In the listing below, count the lines containing the string "this" and state only the number.
──────── EXERCISE MATERIAL ────────
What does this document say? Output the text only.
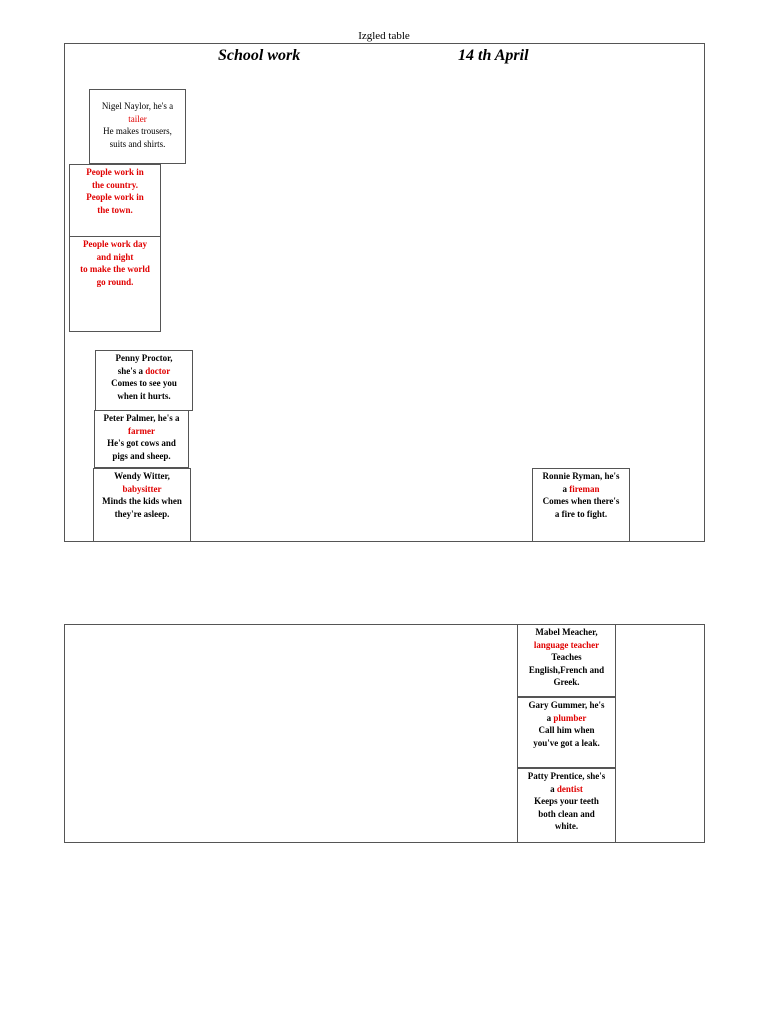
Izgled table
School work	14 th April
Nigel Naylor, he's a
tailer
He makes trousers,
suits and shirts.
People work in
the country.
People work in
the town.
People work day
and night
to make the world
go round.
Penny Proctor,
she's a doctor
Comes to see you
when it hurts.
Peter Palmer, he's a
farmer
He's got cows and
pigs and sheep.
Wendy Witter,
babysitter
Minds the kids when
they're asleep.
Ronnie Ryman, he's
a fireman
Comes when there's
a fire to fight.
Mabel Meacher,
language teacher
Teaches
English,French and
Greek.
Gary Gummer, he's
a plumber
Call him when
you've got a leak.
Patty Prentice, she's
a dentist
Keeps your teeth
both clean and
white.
────────
──────── EXERCISE MATERIAL ────────
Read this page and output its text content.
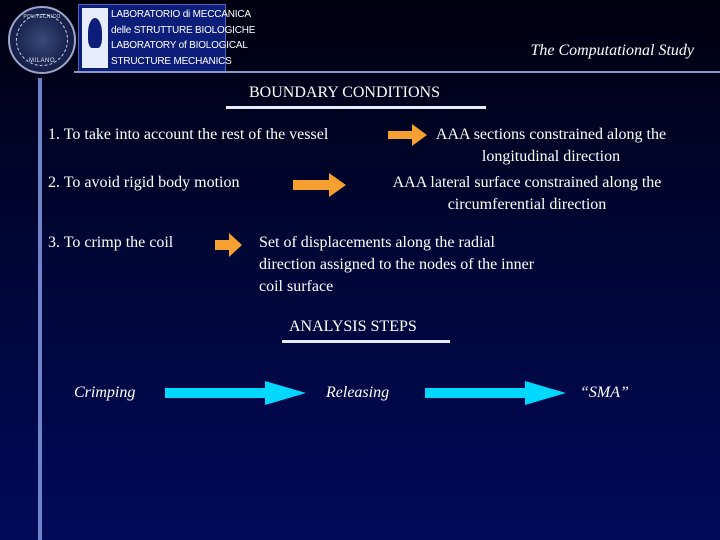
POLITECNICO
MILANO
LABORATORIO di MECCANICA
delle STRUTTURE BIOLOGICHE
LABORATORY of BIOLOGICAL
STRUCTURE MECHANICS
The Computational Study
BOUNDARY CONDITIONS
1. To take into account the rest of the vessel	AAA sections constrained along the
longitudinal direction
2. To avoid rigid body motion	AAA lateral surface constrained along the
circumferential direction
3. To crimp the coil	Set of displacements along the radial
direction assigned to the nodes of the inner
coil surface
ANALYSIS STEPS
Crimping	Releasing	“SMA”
────────
──────── EXERCISE MATERIAL ────────
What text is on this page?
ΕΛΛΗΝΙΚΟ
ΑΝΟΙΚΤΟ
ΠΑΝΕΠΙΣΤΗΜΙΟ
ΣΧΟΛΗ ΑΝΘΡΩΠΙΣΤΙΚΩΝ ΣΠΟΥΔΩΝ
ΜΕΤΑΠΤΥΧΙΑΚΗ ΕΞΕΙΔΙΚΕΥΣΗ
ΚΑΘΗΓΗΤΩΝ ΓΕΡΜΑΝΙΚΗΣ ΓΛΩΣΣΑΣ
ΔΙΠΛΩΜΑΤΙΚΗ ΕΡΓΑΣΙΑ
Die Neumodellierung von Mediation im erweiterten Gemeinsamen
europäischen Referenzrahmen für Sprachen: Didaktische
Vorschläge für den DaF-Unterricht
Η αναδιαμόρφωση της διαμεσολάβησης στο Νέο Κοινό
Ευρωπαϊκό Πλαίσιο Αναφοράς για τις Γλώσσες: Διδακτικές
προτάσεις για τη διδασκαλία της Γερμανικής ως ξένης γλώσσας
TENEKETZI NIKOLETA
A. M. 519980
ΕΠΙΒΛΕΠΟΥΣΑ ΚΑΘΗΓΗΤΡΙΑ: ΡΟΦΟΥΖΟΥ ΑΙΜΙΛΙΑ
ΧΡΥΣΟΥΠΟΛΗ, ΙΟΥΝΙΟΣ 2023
────────
FINAL ANSWER: 3